## WHAT IS EXPECTED
In the material below, identify each line bearing the word "равна". Reproduce those lines.

-- begin DATA SUPPLIED --

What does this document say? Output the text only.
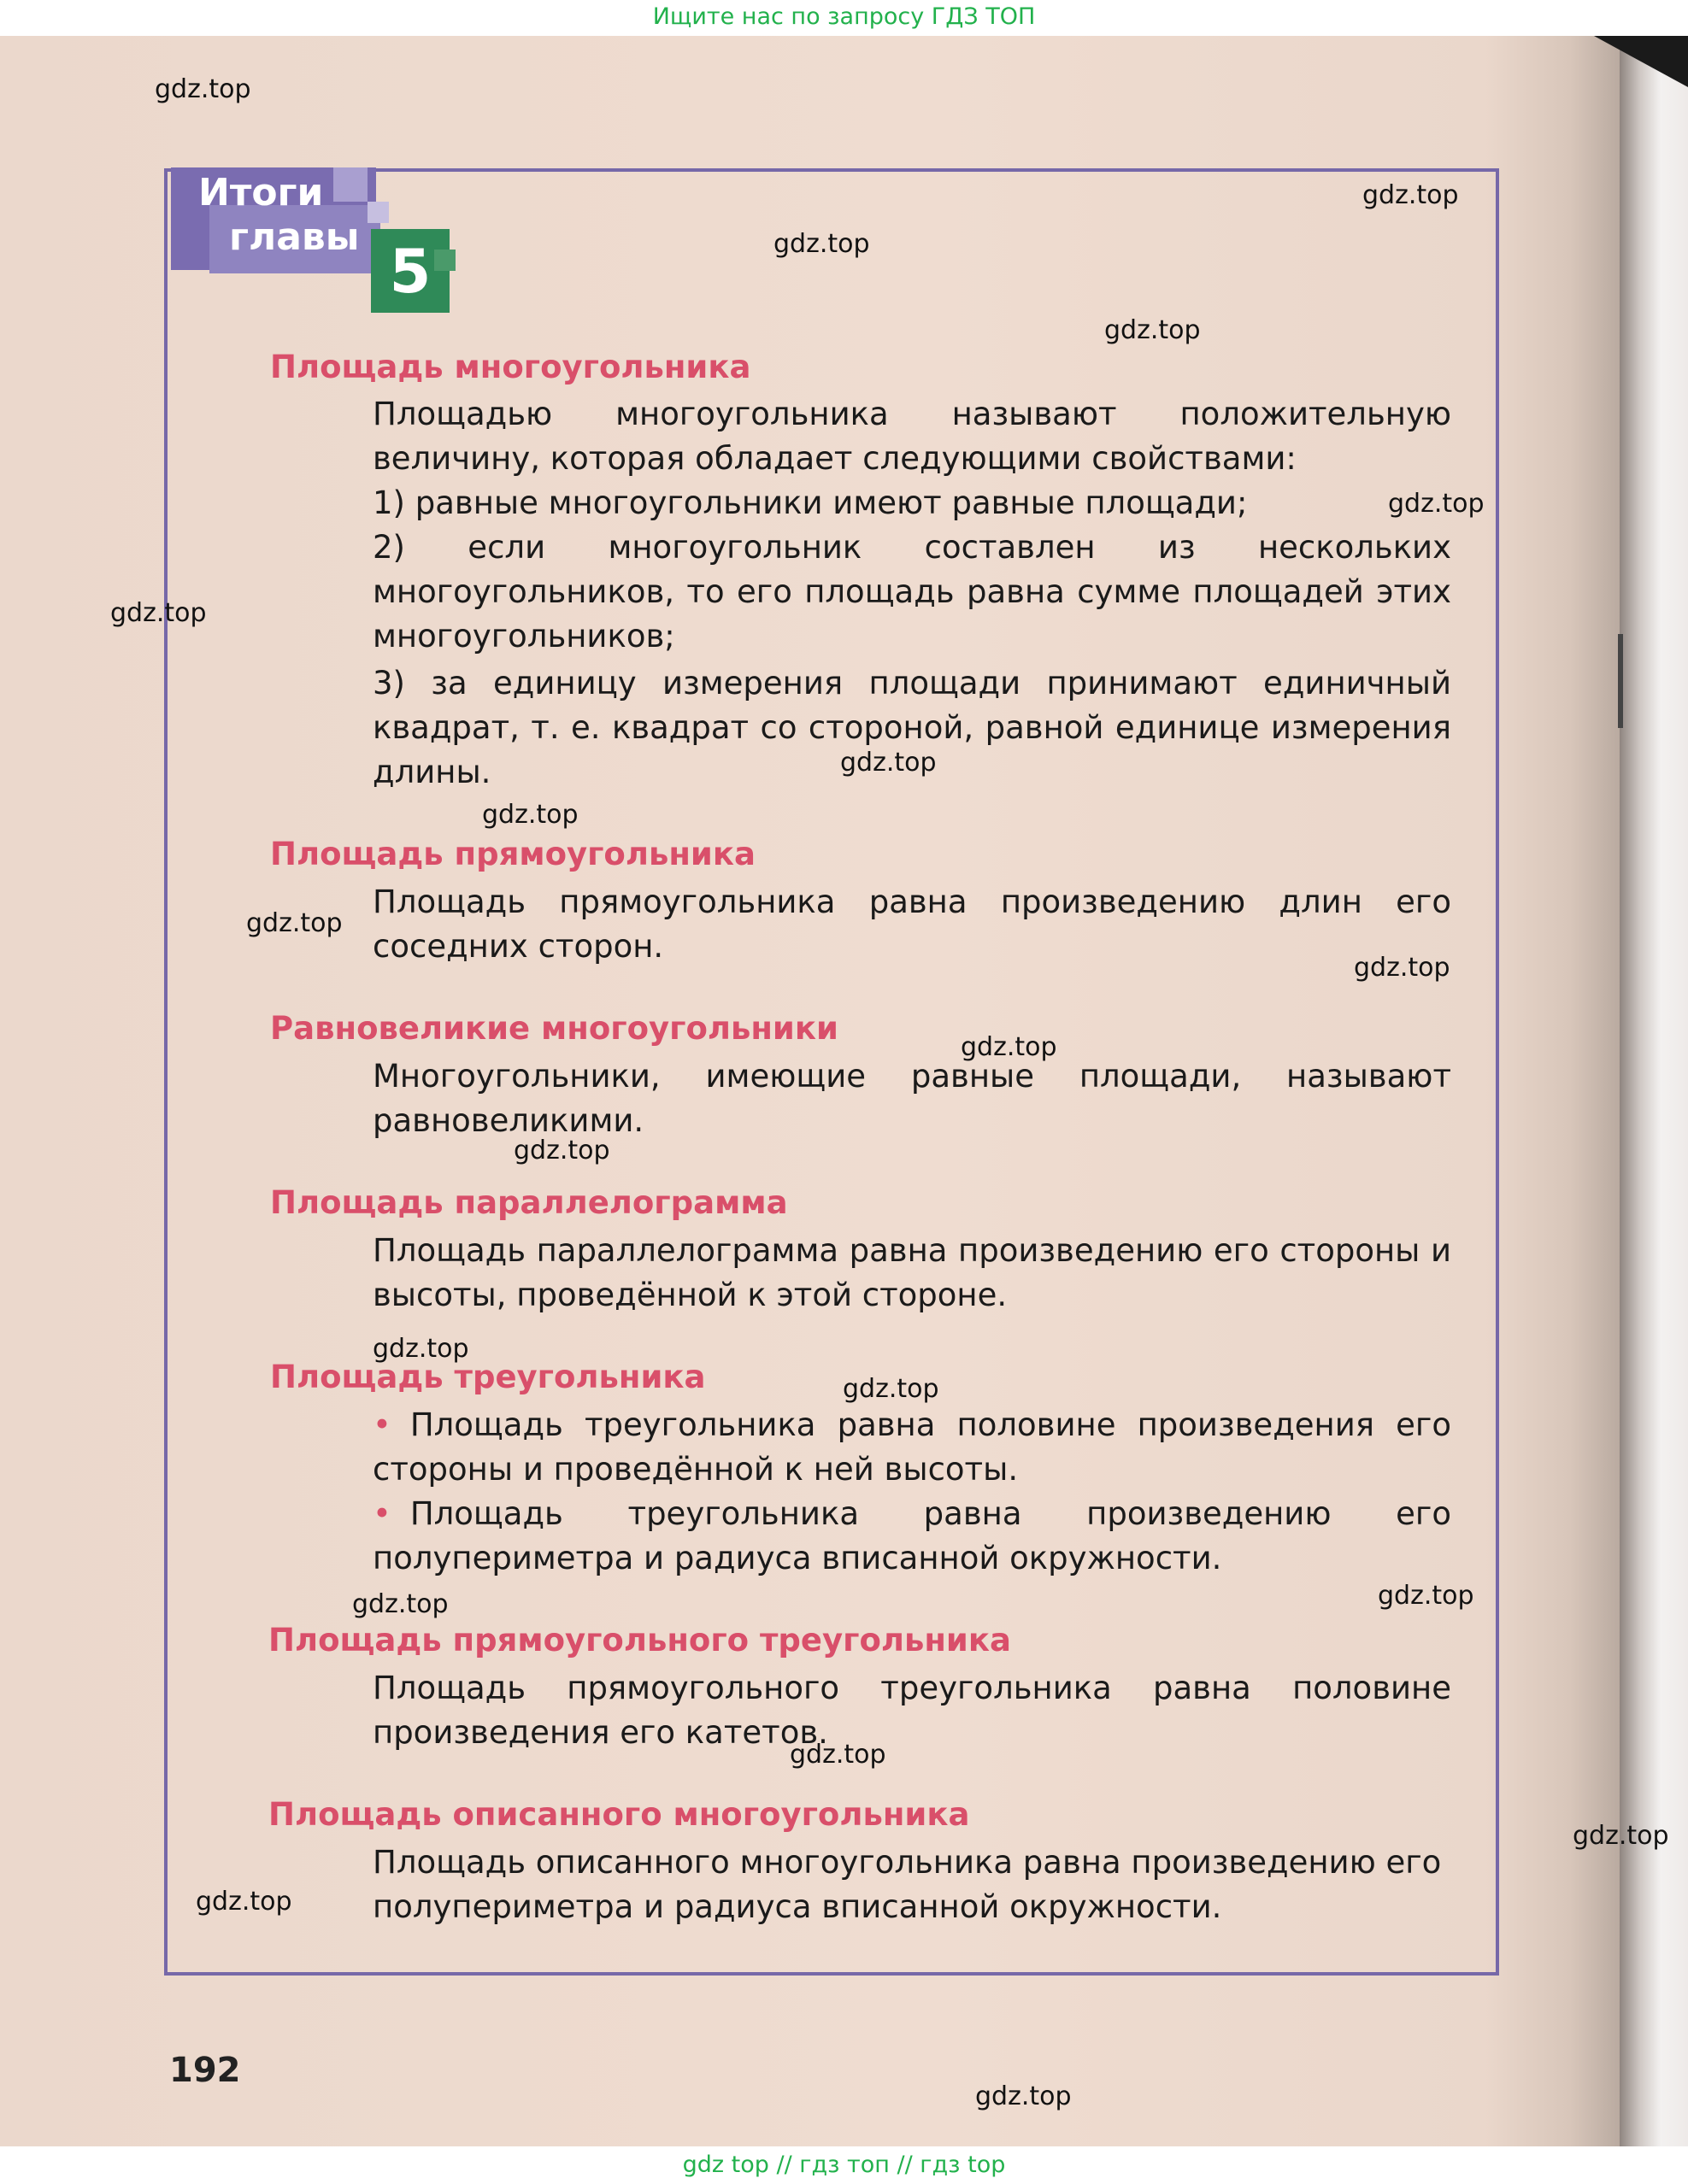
Ищите нас по запросу ГДЗ ТОП
Итоги
главы 5
Площадь многоугольника
Площадью многоугольника называют положительную величину, которая обладает следующими свойствами:
1) равные многоугольники имеют равные площади;
2) если многоугольник составлен из нескольких многоугольников, то его площадь равна сумме площадей этих многоугольников;
3) за единицу измерения площади принимают единичный квадрат, т. е. квадрат со стороной, равной единице измерения длины.
Площадь прямоугольника
Площадь прямоугольника равна произведению длин его соседних сторон.
Равновеликие многоугольники
Многоугольники, имеющие равные площади, называют равновеликими.
Площадь параллелограмма
Площадь параллелограмма равна произведению его стороны и высоты, проведённой к этой стороне.
Площадь треугольника
• Площадь треугольника равна половине произведения его стороны и проведённой к ней высоты.
• Площадь треугольника равна произведению его полупериметра и радиуса вписанной окружности.
Площадь прямоугольного треугольника
Площадь прямоугольного треугольника равна половине произведения его катетов.
Площадь описанного многоугольника
Площадь описанного многоугольника равна произведению его полупериметра и радиуса вписанной окружности.
192
gdz.top
gdz.top
gdz.top
gdz.top
gdz.top
gdz.top
gdz.top
gdz.top
gdz.top
gdz.top
gdz.top
gdz.top
gdz.top
gdz.top
gdz.top
gdz.top
gdz.top
gdz.top
gdz.top
gdz.top
gdz top // гдз топ // гдз top
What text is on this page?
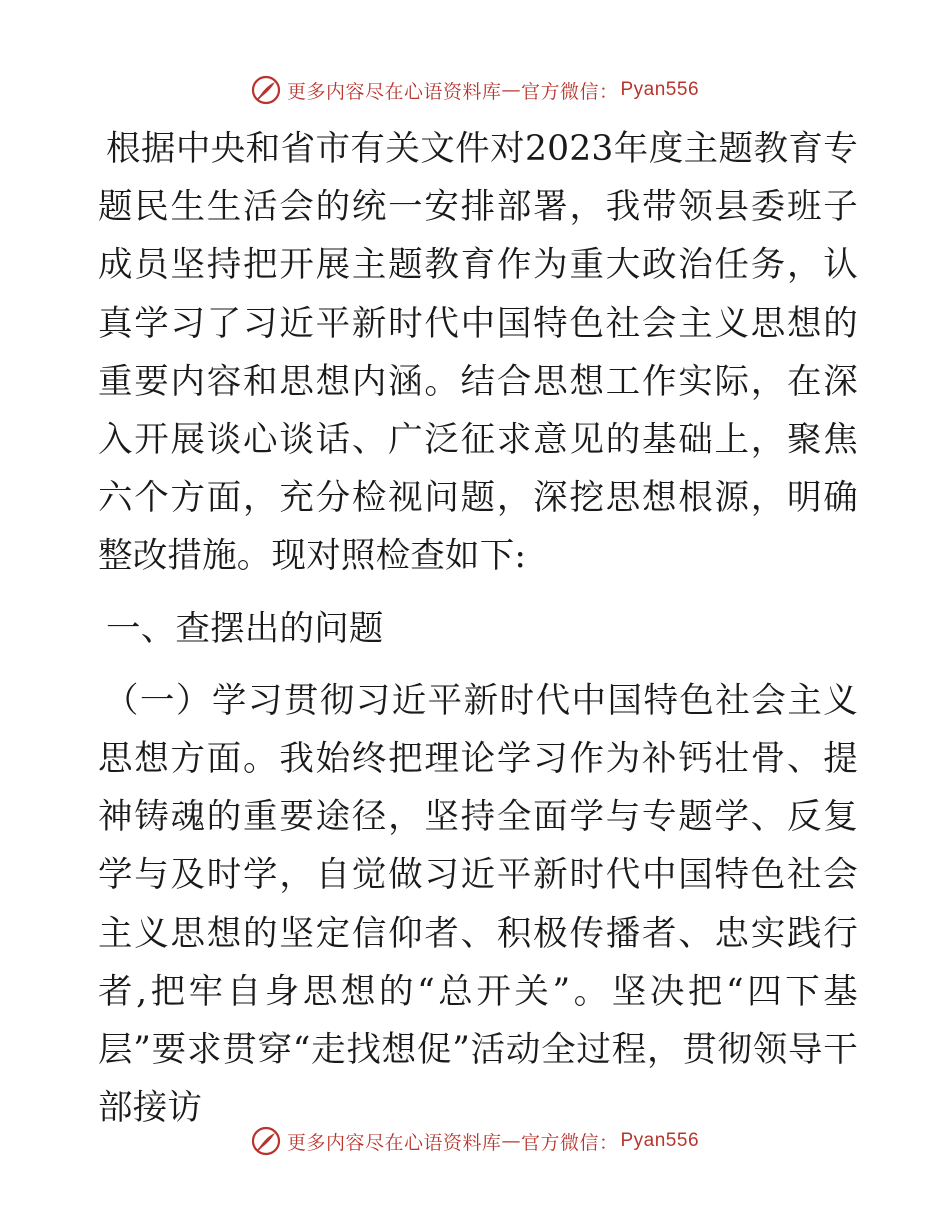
更多内容尽在心语资料库 — 官方微信： Pyan556

根据中央和省市有关文件对2023年度主题教育专题民生生活会的统一安排部署，我带领县委班子成员坚持把开展主题教育作为重大政治任务，认真学习了习近平新时代中国特色社会主义思想的重要内容和思想内涵。结合思想工作实际，在深入开展谈心谈话、广泛征求意见的基础上，聚焦六个方面，充分检视问题，深挖思想根源，明确整改措施。现对照检查如下:

一、查摆出的问题

（一）学习贯彻习近平新时代中国特色社会主义思想方面。我始终把理论学习作为补钙壮骨、提神铸魂的重要途径，坚持全面学与专题学、反复学与及时学，自觉做习近平新时代中国特色社会主义思想的坚定信仰者、积极传播者、忠实践行者,把牢自身思想的“总开关”。坚决把“四下基层”要求贯穿“走找想促”活动全过程，贯彻领导干部接访

更多内容尽在心语资料库 — 官方微信： Pyan556
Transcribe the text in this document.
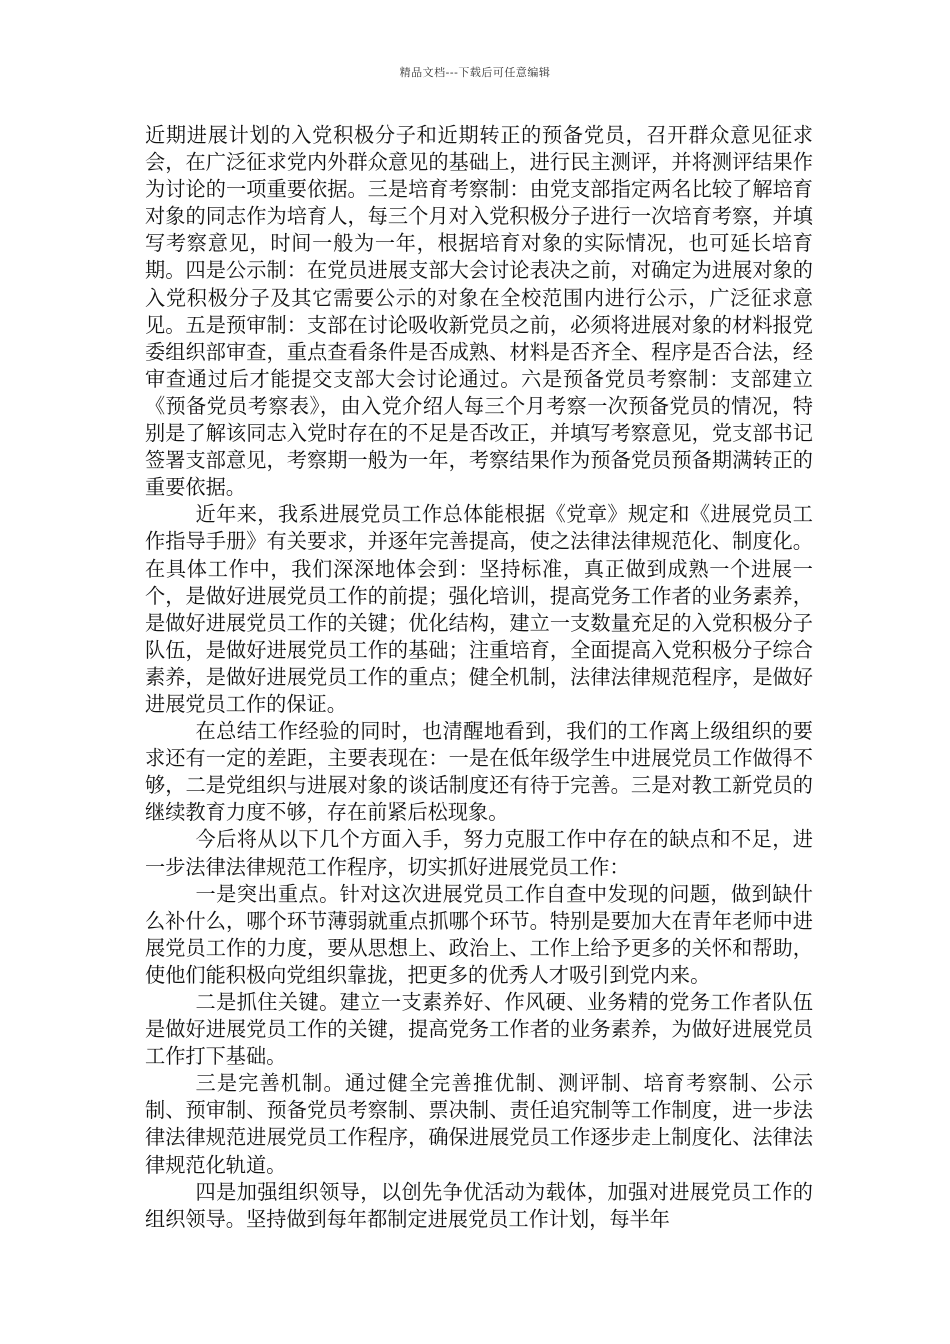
精品文档---下载后可任意编辑

近期进展计划的入党积极分子和近期转正的预备党员，召开群众意见征求会，在广泛征求党内外群众意见的基础上，进行民主测评，并将测评结果作为讨论的一项重要依据。三是培育考察制：由党支部指定两名比较了解培育对象的同志作为培育人，每三个月对入党积极分子进行一次培育考察，并填写考察意见，时间一般为一年，根据培育对象的实际情况，也可延长培育期。四是公示制：在党员进展支部大会讨论表决之前，对确定为进展对象的入党积极分子及其它需要公示的对象在全校范围内进行公示，广泛征求意见。五是预审制：支部在讨论吸收新党员之前，必须将进展对象的材料报党委组织部审查，重点查看条件是否成熟、材料是否齐全、程序是否合法，经审查通过后才能提交支部大会讨论通过。六是预备党员考察制：支部建立《预备党员考察表》，由入党介绍人每三个月考察一次预备党员的情况，特别是了解该同志入党时存在的不足是否改正，并填写考察意见，党支部书记签署支部意见，考察期一般为一年，考察结果作为预备党员预备期满转正的重要依据。

近年来，我系进展党员工作总体能根据《党章》规定和《进展党员工作指导手册》有关要求，并逐年完善提高，使之法律法律规范化、制度化。在具体工作中，我们深深地体会到：坚持标准，真正做到成熟一个进展一个，是做好进展党员工作的前提；强化培训，提高党务工作者的业务素养，是做好进展党员工作的关键；优化结构，建立一支数量充足的入党积极分子队伍，是做好进展党员工作的基础；注重培育，全面提高入党积极分子综合素养，是做好进展党员工作的重点；健全机制，法律法律规范程序，是做好进展党员工作的保证。

在总结工作经验的同时，也清醒地看到，我们的工作离上级组织的要求还有一定的差距，主要表现在：一是在低年级学生中进展党员工作做得不够，二是党组织与进展对象的谈话制度还有待于完善。三是对教工新党员的继续教育力度不够，存在前紧后松现象。

今后将从以下几个方面入手，努力克服工作中存在的缺点和不足，进一步法律法律规范工作程序，切实抓好进展党员工作：

一是突出重点。针对这次进展党员工作自查中发现的问题，做到缺什么补什么，哪个环节薄弱就重点抓哪个环节。特别是要加大在青年老师中进展党员工作的力度，要从思想上、政治上、工作上给予更多的关怀和帮助，使他们能积极向党组织靠拢，把更多的优秀人才吸引到党内来。

二是抓住关键。建立一支素养好、作风硬、业务精的党务工作者队伍是做好进展党员工作的关键，提高党务工作者的业务素养，为做好进展党员工作打下基础。

三是完善机制。通过健全完善推优制、测评制、培育考察制、公示制、预审制、预备党员考察制、票决制、责任追究制等工作制度，进一步法律法律规范进展党员工作程序，确保进展党员工作逐步走上制度化、法律法律规范化轨道。

四是加强组织领导，以创先争优活动为载体，加强对进展党员工作的组织领导。坚持做到每年都制定进展党员工作计划，每半年
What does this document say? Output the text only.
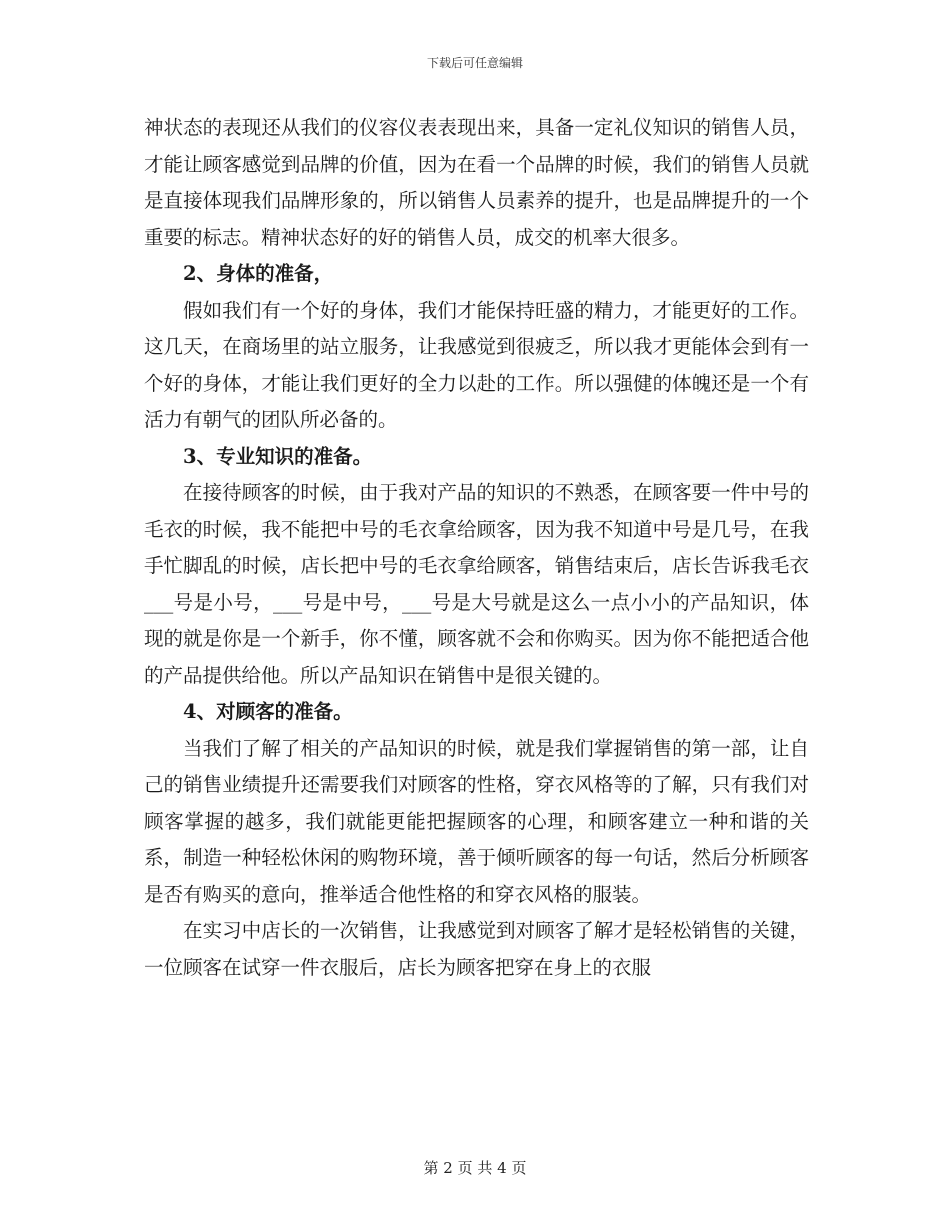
下载后可任意编辑

神状态的表现还从我们的仪容仪表表现出来，具备一定礼仪知识的销售人员，才能让顾客感觉到品牌的价值，因为在看一个品牌的时候，我们的销售人员就是直接体现我们品牌形象的，所以销售人员素养的提升，也是品牌提升的一个重要的标志。精神状态好的好的销售人员，成交的机率大很多。

2、身体的准备，

假如我们有一个好的身体，我们才能保持旺盛的精力，才能更好的工作。这几天，在商场里的站立服务，让我感觉到很疲乏，所以我才更能体会到有一个好的身体，才能让我们更好的全力以赴的工作。所以强健的体魄还是一个有活力有朝气的团队所必备的。

3、专业知识的准备。

在接待顾客的时候，由于我对产品的知识的不熟悉，在顾客要一件中号的毛衣的时候，我不能把中号的毛衣拿给顾客，因为我不知道中号是几号，在我手忙脚乱的时候，店长把中号的毛衣拿给顾客，销售结束后，店长告诉我毛衣___号是小号，___号是中号，___号是大号就是这么一点小小的产品知识，体现的就是你是一个新手，你不懂，顾客就不会和你购买。因为你不能把适合他的产品提供给他。所以产品知识在销售中是很关键的。

4、对顾客的准备。

当我们了解了相关的产品知识的时候，就是我们掌握销售的第一部，让自己的销售业绩提升还需要我们对顾客的性格，穿衣风格等的了解，只有我们对顾客掌握的越多，我们就能更能把握顾客的心理，和顾客建立一种和谐的关系，制造一种轻松休闲的购物环境，善于倾听顾客的每一句话，然后分析顾客是否有购买的意向，推举适合他性格的和穿衣风格的服装。

在实习中店长的一次销售，让我感觉到对顾客了解才是轻松销售的关键，一位顾客在试穿一件衣服后，店长为顾客把穿在身上的衣服

第 2 页 共 4 页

-- end DATA SUPPLIED --

## COMPLETED EXERCISE
2) если многоугольник составлен из нескольких многоугольников, то его площадь равна сумме площадей этих многоугольников;
Площадь прямоугольника равна произведению длин его соседних сторон.
Площадь параллелограмма равна произведению его стороны и высоты, проведённой к этой стороне.
• Площадь треугольника равна половине произведения его стороны и проведённой к ней высоты.
• Площадь треугольника равна произведению его полупериметра и радиуса вписанной окружности.
Площадь прямоугольного треугольника равна половине произведения его катетов.
Площадь описанного многоугольника равна произведению его полупериметра и радиуса вписанной окружности.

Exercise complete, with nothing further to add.